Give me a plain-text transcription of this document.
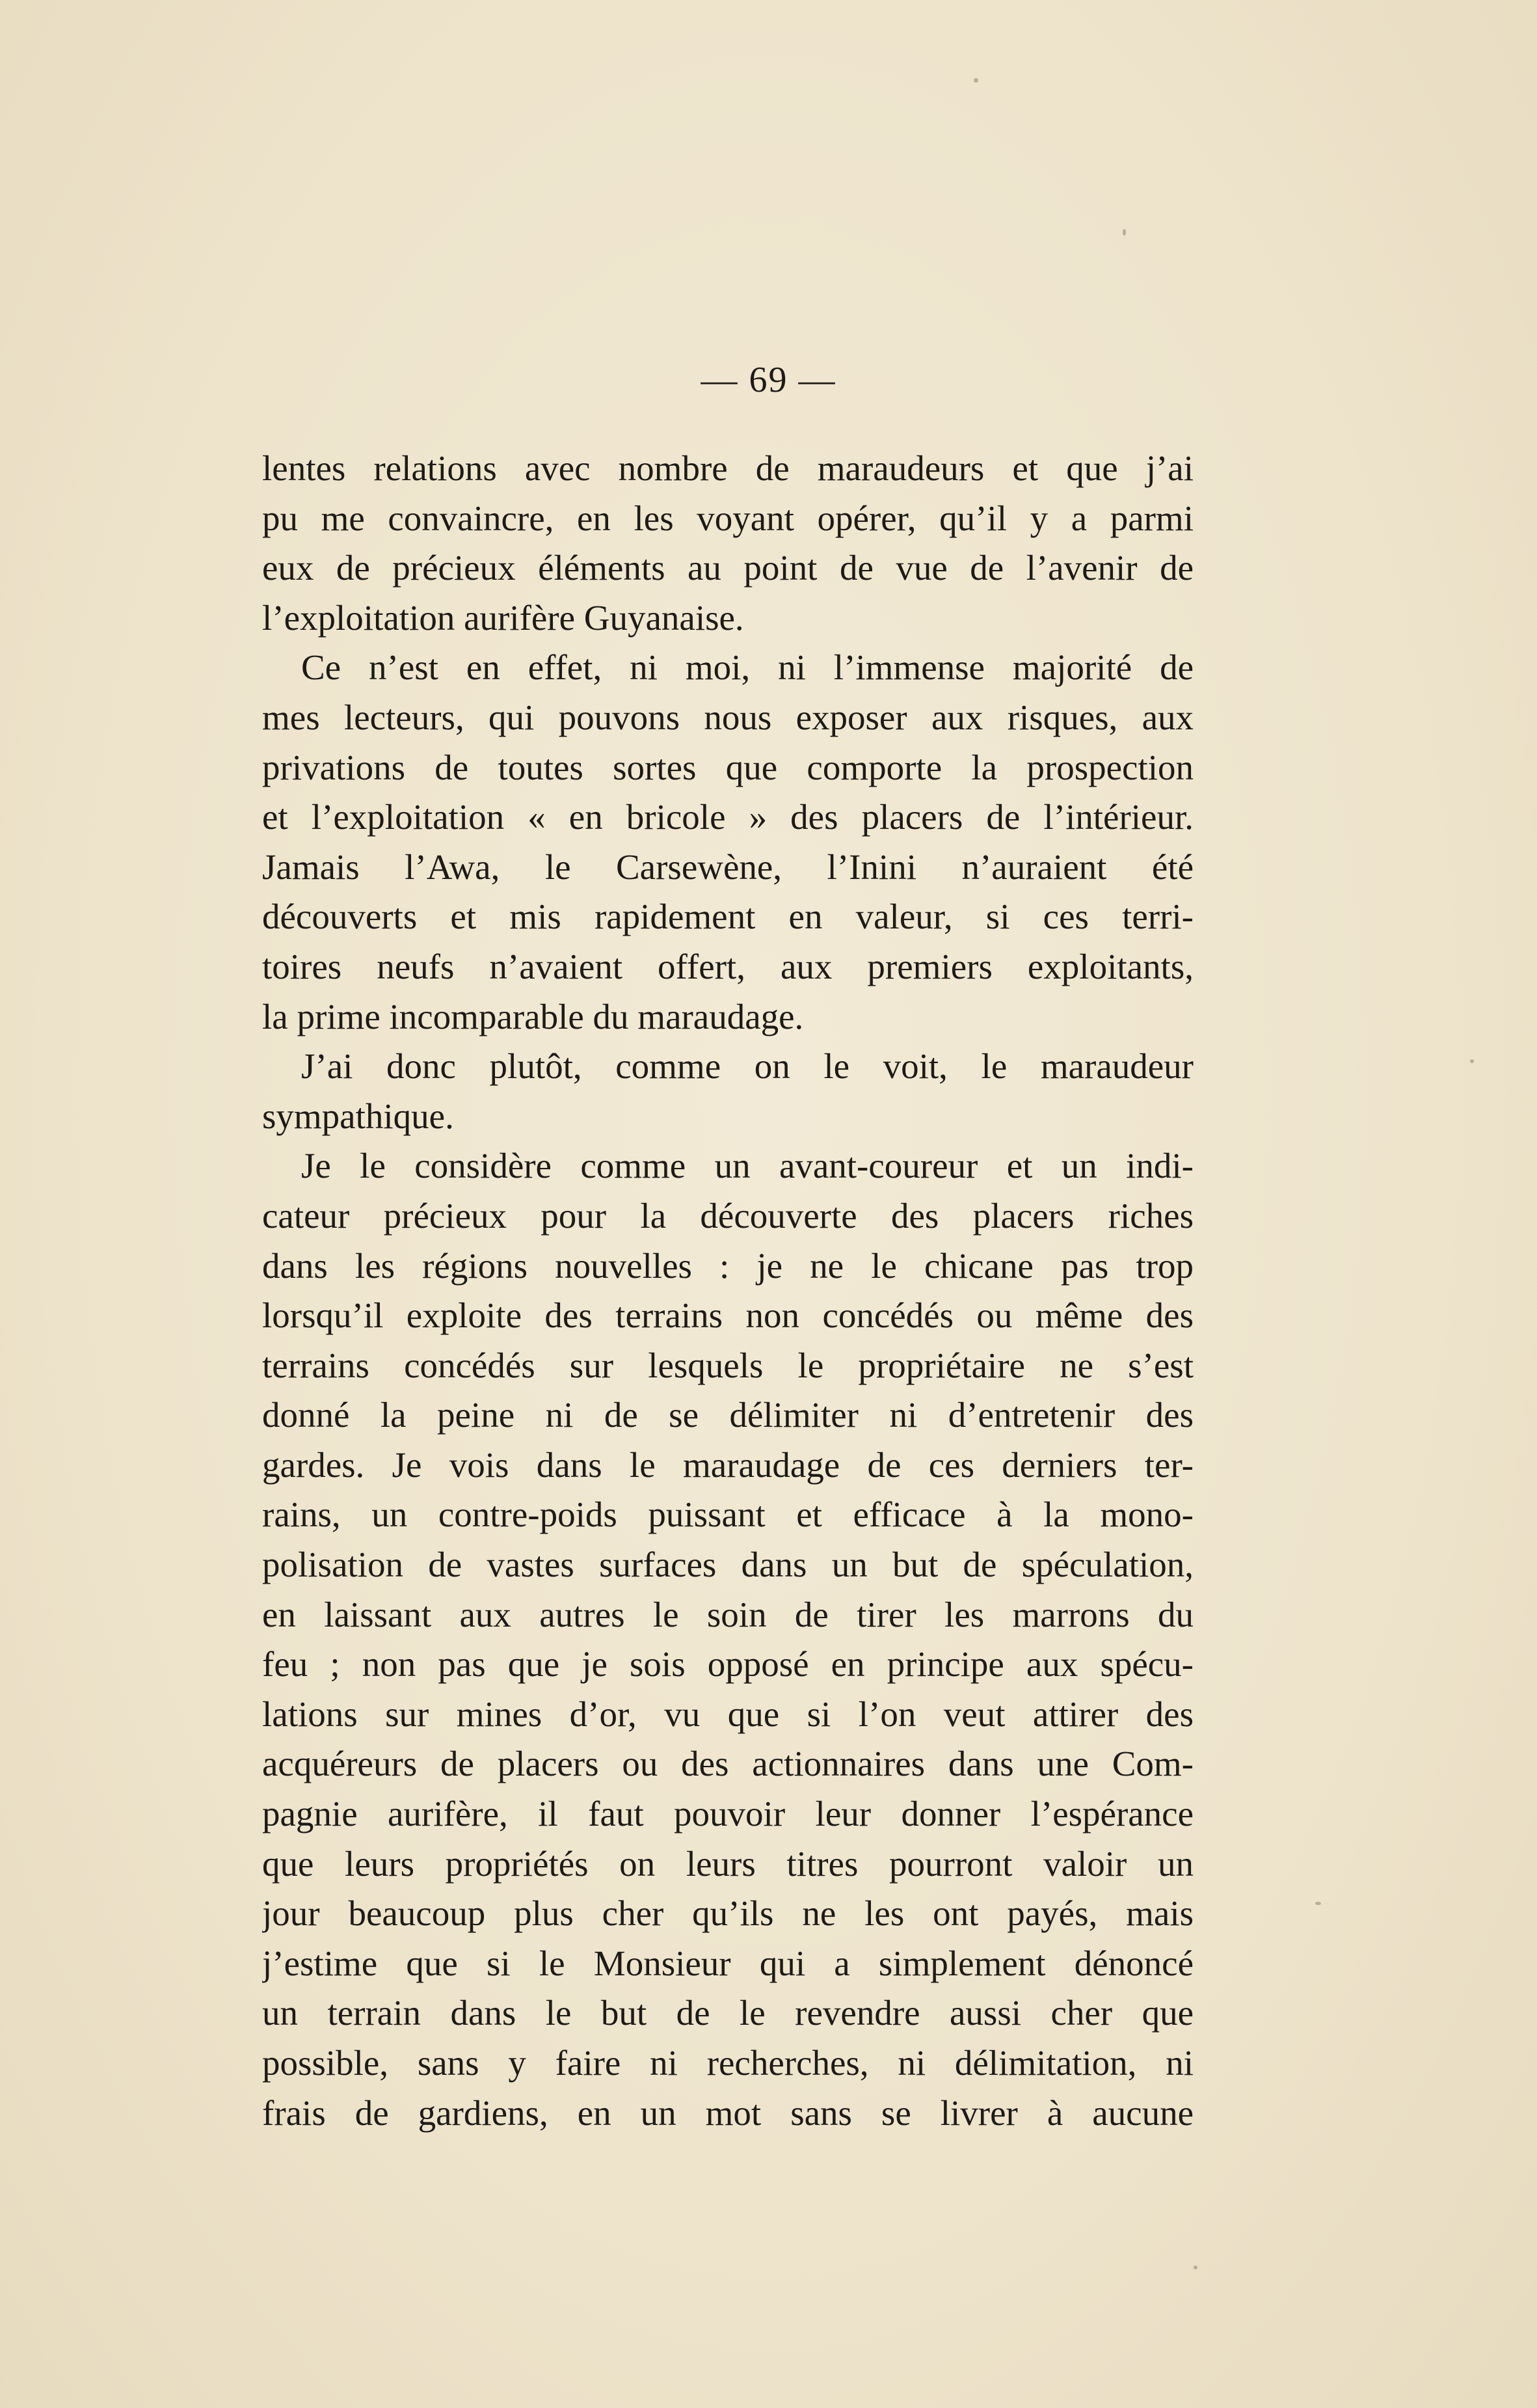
— 69 —
lentes relations avec nombre de maraudeurs et que j’ai
pu me convaincre, en les voyant opérer, qu’il y a parmi
eux de précieux éléments au point de vue de l’avenir de
l’exploitation aurifère Guyanaise.
Ce n’est en effet, ni moi, ni l’immense majorité de
mes lecteurs, qui pouvons nous exposer aux risques, aux
privations de toutes sortes que comporte la prospection
et l’exploitation « en bricole » des placers de l’intérieur.
Jamais l’Awa, le Carsewène, l’Inini n’auraient été
découverts et mis rapidement en valeur, si ces terri-
toires neufs n’avaient offert, aux premiers exploitants,
la prime incomparable du maraudage.
J’ai donc plutôt, comme on le voit, le maraudeur
sympathique.
Je le considère comme un avant-coureur et un indi-
cateur précieux pour la découverte des placers riches
dans les régions nouvelles : je ne le chicane pas trop
lorsqu’il exploite des terrains non concédés ou même des
terrains concédés sur lesquels le propriétaire ne s’est
donné la peine ni de se délimiter ni d’entretenir des
gardes. Je vois dans le maraudage de ces derniers ter-
rains, un contre-poids puissant et efficace à la mono-
polisation de vastes surfaces dans un but de spéculation,
en laissant aux autres le soin de tirer les marrons du
feu ; non pas que je sois opposé en principe aux spécu-
lations sur mines d’or, vu que si l’on veut attirer des
acquéreurs de placers ou des actionnaires dans une Com-
pagnie aurifère, il faut pouvoir leur donner l’espérance
que leurs propriétés on leurs titres pourront valoir un
jour beaucoup plus cher qu’ils ne les ont payés, mais
j’estime que si le Monsieur qui a simplement dénoncé
un terrain dans le but de le revendre aussi cher que
possible, sans y faire ni recherches, ni délimitation, ni
frais de gardiens, en un mot sans se livrer à aucune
++++++++++++++++++++
| WHAT TO PRODUCE |
Repeat everything in the records precisely. Images are excluded from the copy.

| RESULT OF THIS TASK |
Give me a plain-text transcription of this document.
— 69 —
lentes relations avec nombre de maraudeurs et que j’ai
pu me convaincre, en les voyant opérer, qu’il y a parmi
eux de précieux éléments au point de vue de l’avenir de
l’exploitation aurifère Guyanaise.
Ce n’est en effet, ni moi, ni l’immense majorité de
mes lecteurs, qui pouvons nous exposer aux risques, aux
privations de toutes sortes que comporte la prospection
et l’exploitation « en bricole » des placers de l’intérieur.
Jamais l’Awa, le Carsewène, l’Inini n’auraient été
découverts et mis rapidement en valeur, si ces terri-
toires neufs n’avaient offert, aux premiers exploitants,
la prime incomparable du maraudage.
J’ai donc plutôt, comme on le voit, le maraudeur
sympathique.
Je le considère comme un avant-coureur et un indi-
cateur précieux pour la découverte des placers riches
dans les régions nouvelles : je ne le chicane pas trop
lorsqu’il exploite des terrains non concédés ou même des
terrains concédés sur lesquels le propriétaire ne s’est
donné la peine ni de se délimiter ni d’entretenir des
gardes. Je vois dans le maraudage de ces derniers ter-
rains, un contre-poids puissant et efficace à la mono-
polisation de vastes surfaces dans un but de spéculation,
en laissant aux autres le soin de tirer les marrons du
feu ; non pas que je sois opposé en principe aux spécu-
lations sur mines d’or, vu que si l’on veut attirer des
acquéreurs de placers ou des actionnaires dans une Com-
pagnie aurifère, il faut pouvoir leur donner l’espérance
que leurs propriétés on leurs titres pourront valoir un
jour beaucoup plus cher qu’ils ne les ont payés, mais
j’estime que si le Monsieur qui a simplement dénoncé
un terrain dans le but de le revendre aussi cher que
possible, sans y faire ni recherches, ni délimitation, ni
frais de gardiens, en un mot sans se livrer à aucune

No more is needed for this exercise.